▶ **The data**:
%%

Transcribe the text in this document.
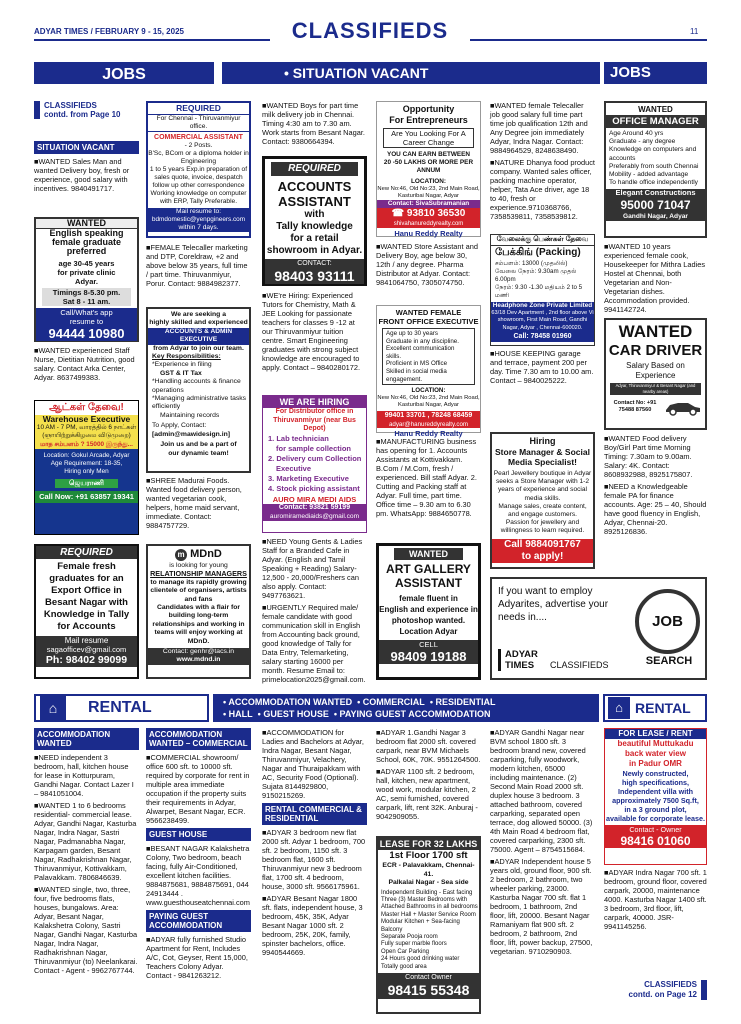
ADYAR TIMES / FEBRUARY 9 - 15, 2025	CLASSIFIEDS	11
JOBS	• SITUATION VACANT	JOBS
CLASSIFIEDS
contd. from Page 10
SITUATION VACANT
■WANTED Sales Man and wanted Delivery boy, fresh or experience, good salary with incentives. 9840491717.
WANTED
English speaking
female graduate preferred
age 30-45 years
for private clinic
Adyar.
Timings 8-5.30 pm.
Sat 8 - 11 am.
Call/What's app
resume to
94444 10980
■WANTED experienced Staff Nurse, Dietitian Nutrition, good salary. Contact Arka Center, Adyar. 8637499383.
ஆட்கள் தேவை!
Warehouse Executive
10 AM - 7 PM, வாரத்தில் 6 நாட்கள்
(ஞாயிற்றுக்கிழமை விடுமுறை)
மாத சம்பளம் ? 15000 இருந்து...
Location: Gokul Arcade, Adyar
Age Requirement: 18-35,
Hiring only Men
ஜெயராணி
Call Now: +91 63857 19341
REQUIRED
Female fresh
graduates for an
Export Office in
Besant Nagar with
Knowledge in Tally
for Accounts
Mail resume
sagaofficev@gmail.com
Ph: 98402 99099
REQUIRED
For Chennai - Thiruvanmiyur office.
COMMERCIAL ASSISTANT
- 2 Posts.
B'Sc, BCom or a diploma holder in Engineering
1 to 5 years Exp.in preparation of sales quote, invoice, despatch follow up other correspondence
Working knowledge on computer with ERP, Tally Preferable.
Mail resume to:
bdmdomestic@yenpgineers.com
within 7 days.
■FEMALE Telecaller marketing and DTP, Coreldraw, +2 and above below 35 years, full time / part time. Thiruvanmiyur, Porur. Contact: 9884982377.
We are seeking a
highly skilled and experienced
ACCOUNTS & ADMIN EXECUTIVE
from Adyar to join our team.
Key Responsibilities:
*Experience in filing
GST & IT Tax
*Handling accounts & finance operations
*Managing administrative tasks efficiently
Maintaining records
To Apply, Contact:
[admin@mawidesign.in]
Join us and be a part of
our dynamic team!
■SHREE Madurai Foods. Wanted food delivery person, wanted vegetarian cook, helpers, home maid servant, immediate. Contact: 9884757729.
m MDnD
is looking for young
RELATIONSHIP MANAGERS
to manage its rapidly growing clientele of organisers, artists and fans
Candidates with a flair for building long-term relationships and working in teams will enjoy working at MDnD.
Contact: genhr@tacs.in
www.mdnd.in
■WANTED Boys for part time milk delivery job in Chennai. Timing 4:30 am to 7.30 am. Work starts from Besant Nagar. Contact: 9380664394.
REQUIRED
ACCOUNTS
ASSISTANT
with
Tally knowledge
for a retail
showroom in Adyar.
CONTACT:
98403 93111
■WE're Hiring: Experienced Tutors for Chemistry, Math & JEE Looking for passionate teachers for classes 9 -12 at our Thiruvanmiyur tuition centre. Smart Engineering graduates with strong subject knowledge are encouraged to apply. Contact – 9840280172.
WE ARE HIRING
For Distributor office in
Thiruvanmiyur (near Bus Depot)
1. Lab technician
for sample collection
2. Delivery cum Collection
Executive
3. Marketing Executive
4. Stock picking assistant
AURO MIRA MEDI AIDS
Contact: 93821 59199
auromiramediaids@gmail.com
■NEED Young Gents & Ladies Staff for a Branded Cafe in Adyar. (English and Tamil Speaking + Reading) Salary- 12,500 - 20,000/Freshers can also apply. Contact: 9497763621.
■URGENTLY Required male/ female candidate with good communication skill in English from Accounting back ground, good knowledge of Tally for Data Entry, Telemarketing, salary starting 16000 per month. Resume Email to: primelocation2025@gmail.com.
Opportunity
For Entrepreneurs
Are You Looking For A
Career Change
YOU CAN EARN BETWEEN
20 -50 LAKHS OR MORE PER ANNUM
LOCATION:
New No:46, Old No:23, 2nd Main Road, Kasturibai Nagar, Adyar
Contact: SivaSubramanian
☎ 93810 36530
shivahanureddyrealty.com
Hanu Reddy Realty
■WANTED Store Assistant and Delivery Boy, age below 30, 12th / any degree. Pharma Distributor at Adyar. Contact: 9841064750, 7305074750.
WANTED FEMALE
FRONT OFFICE EXECUTIVE
Age up to 30 years
Graduate in any discipline.
Excellent communication skills.
Proficient in MS Office
Skilled in social media engagement.
LOCATION:
New No:46, Old No:23, 2nd Main Road, Kasturibai Nagar, Adyar
99401 33701 , 78248 68459
adyar@hanureddyrealty.com
Hanu Reddy Realty
■MANUFACTURING business has opening for 1. Accounts Assistants at Kottivakkam. B.Com / M.Com, fresh / experienced. Bill staff Adyar. 2. Cutting and Packing staff at Adyar. Full time, part time. Office time – 9.30 am to 6.30 pm. WhatsApp: 9884650778.
WANTED
ART GALLERY
ASSISTANT
female fluent in
English and experience in
photoshop wanted.
Location Adyar
CELL
98409 19188
■WANTED female Telecaller job good salary full time part time job qualification 12th and Any Degree join immediately Adyar, Indra Nagar. Contact: 9884964529, 8248638490.
■NATURE Dhanya food product company. Wanted sales officer, packing machine operator, helper, Tata Ace driver, age 18 to 40, fresh or experience.9710368766, 7358539811, 7358539812.
வேலைக்கு பெண்கள் தேவை
பேக்கிங் (Packing)
சம்பளம்: 13000 (முதலில்)
வேலை நேரம்: 9.30am முதல் 6.00pm
நேரம்: 9.30 -1.30 மதியம் 2 to 5 மணி
Headphone Zone Private Limited
63/18 Dev Apartment , 2nd floor above Vi showroom, First Main Road, Gandhi Nagar, Adyar , Chennai-600020.
Call: 78458 01960
■HOUSE KEEPING garage and terrace, payment 200 per day. Time 7.30 am to 10.00 am. Contact – 9840025222.
Hiring
Store Manager & Social
Media Specialist!
Pearl Jewellery boutique in Adyar seeks a Store Manager with 1-2 years of experience and social media skills.
Manage sales, create content, and engage customers.
Passion for jewellery and willingness to learn required.
Call 9884091767
to apply!
If you want to employ
Adyarites, advertise your
needs in....
ADYAR
TIMES	CLASSIFIEDS
JOB
SEARCH
WANTED
OFFICE MANAGER
Age Around 40 yrs
Graduate - any degree
Knowledge on computers and accounts
Preferably from south Chennai
Mobility - added advantage
To handle office independently
Elegant Constructions
95000 71047
Gandhi Nagar, Adyar
■WANTED 10 years experienced female cook, Housekeeper for Mithra Ladies Hostel at Chennai, both Vegetarian and Non-Vegetarian dishes. Accommodation provided. 9941142724.
WANTED
CAR DRIVER
Salary Based on
Experience
Adyar, Thiruvanmiyur & Besant Nagar (and nearby areas)
Contact No: +91 75488 87560
■WANTED Food delivery Boy/Girl Part time Morning Timing: 7.30am to 9.00am. Salary: 4K. Contact: 8608932988, 8925175807.
■NEED a Knowledgeable female PA for finance accounts. Age: 25 – 40, Should have good fluency in English, Adyar, Chennai-20. 8925126836.
⌂	RENTAL	• ACCOMMODATION WANTED • COMMERCIAL • RESIDENTIAL
• HALL • GUEST HOUSE • PAYING GUEST ACCOMMODATION	⌂ RENTAL
ACCOMMODATION WANTED
■NEED independent 3 bedroom, hall, kitchen house for lease in Kotturpuram, Gandhi Nagar. Contact Lazer I – 9841051004.
■WANTED 1 to 6 bedrooms residential- commercial lease. Adyar, Gandhi Nagar, Kasturba Nagar, Indra Nagar, Sastri Nagar, Padmanabha Nagar, Karpagam garden, Besant Nagar, Radhakrishnan Nagar, Thiruvanmiyur, Kottivakkam, Palavakkam. 7806846639.
■WANTED single, two, three, four, five bedrooms flats, houses, bungalows. Area: Adyar, Besant Nagar, Kalakshetra Colony, Sastri Nagar, Gandhi Nagar, Kasturba Nagar, Indra Nagar, Radhakrishnan Nagar, Thiruvanmiyur (to) Neelankarai. Contact - Agent - 9962767744.
ACCOMMODATION WANTED – COMMERCIAL
■COMMERCIAL showroom/ office 600 sft. to 10000 sft. required by corporate for rent in multiple area immediate occupation if the property suits their requirements in Adyar, Alwarpet, Besant Nagar, ECR. 9566238499.
GUEST HOUSE
■BESANT NAGAR Kalakshetra Colony, Two bedroom, beach facing, fully Air-Conditioned, excellent kitchen facilities. 9884875681, 9884875691, 044 24913444 . www.guesthouseatchennai.com
PAYING GUEST ACCOMMODATION
■ADYAR fully furnished Studio Apartment for Rent, Includes A/C, Cot, Geyser, Rent 15,000, Teachers Colony Adyar. Contact - 9841263212.
■ACCOMMODATION for Ladies and Bachelors at Adyar, Indra Nagar, Besant Nagar, Thiruvanmiyur, Velachery, Nagar and Thuraipakkam with AC, Security Food (Optional). Sujata 8144929800, 9150215269.
RENTAL COMMERCIAL & RESIDENTIAL
■ADYAR 3 bedroom new flat 2000 sft. Adyar 1 bedroom, 700 sft. 2 bedroom, 1150 sft. 3 bedroom flat, 1600 sft. Thiruvanmiyur new 3 bedroom flat, 1700 sft. 4 bedroom, house, 3000 sft. 9566175961.
■ADYAR Besant Nagar 1800 sft. flats, independent house, 3 bedroom, 45K, 35K, Adyar Besant Nagar 1000 sft. 2 bedroom, 25K, 20K, family, spinster bachelors, office. 9940544669.
■ADYAR 1.Gandhi Nagar 3 bedroom flat 2000 sft. covered carpark, near BVM Michaels School, 60K, 70K. 9551264500.
■ADYAR 1100 sft. 2 bedroom, hall, kitchen, new apartment, wood work, modular kitchen, 2 AC, semi furnished, covered carpark, lift, rent 32K. Anburaj - 9042909055.
LEASE FOR 32 LAKHS
1st Floor 1700 sft
ECR - Palavakkam, Chennai-41.
Palkalai Nagar - Sea side
Independent Building - East facing
Three (3) Master Bedrooms with Attached Bathrooms in all bedrooms
Master Hall + Master Service Room
Modular Kitchen + Sea-facing Balcony
Separate Pooja room
Fully super marble floors
Open Car Parking
24 Hours good drinking water
Totally good area
Contact Owner
98415 55348
■ADYAR Gandhi Nagar near BVM school 1800 sft. 3 bedroom brand new, covered carparking, fully woodwork, modern kitchen, 65000 including maintenance. (2) Second Main Road 2000 sft. duplex house 3 bedroom. 3 attached bathroom, covered carparking, separated open terrace, dog allowed 50000. (3) 4th Main Road 4 bedroom flat, covered carparking, 2300 sft. 75000. Agent – 8754515684.
■ADYAR Independent house 5 years old, ground floor, 900 sft. 2 bedroom, 2 bathroom, two wheeler parking, 23000. Kasturba Nagar 700 sft. flat 1 bedroom, 1 bathroom, 2nd floor, lift, 20000. Besant Nagar Ramaniyam flat 900 sft. 2 bedroom, 2 bathroom, 2nd floor, lift, power backup, 27500, vegetarian. 9710290903.
FOR LEASE / RENT
beautiful Muttukadu
back water view
in Padur OMR
Newly constructed,
high specifications,
Independent villa with
approximately 7500 Sq.ft,
in a 3 ground plot,
available for corporate lease.
Contact - Owner
98416 01060
■ADYAR Indra Nagar 700 sft. 1 bedroom, ground floor, covered carpark, 20000, maintenance 4000. Kasturba Nagar 1400 sft. 3 bedroom, 3rd floor, lift, carpark, 40000. JSR- 9941145256.
CLASSIFIEDS
contd. on Page 12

%%

▶ **Written exercise**:
Search the listing for the word "Ladies" and return each line that holds it.

▶ **Finished task**:
■NEED Young Gents & Ladies Staff for a Branded Cafe in Adyar. (English and Tamil Speaking + Reading) Salary- 12,500 - 20,000/Freshers can also apply. Contact: 9497763621.
■WANTED 10 years experienced female cook, Housekeeper for Mithra Ladies Hostel at Chennai, both Vegetarian and Non-Vegetarian dishes. Accommodation provided. 9941142724.
■ACCOMMODATION for Ladies and Bachelors at Adyar, Indra Nagar, Besant Nagar, Thiruvanmiyur, Velachery, Nagar and Thuraipakkam with AC, Security Food (Optional). Sujata 8144929800, 9150215269.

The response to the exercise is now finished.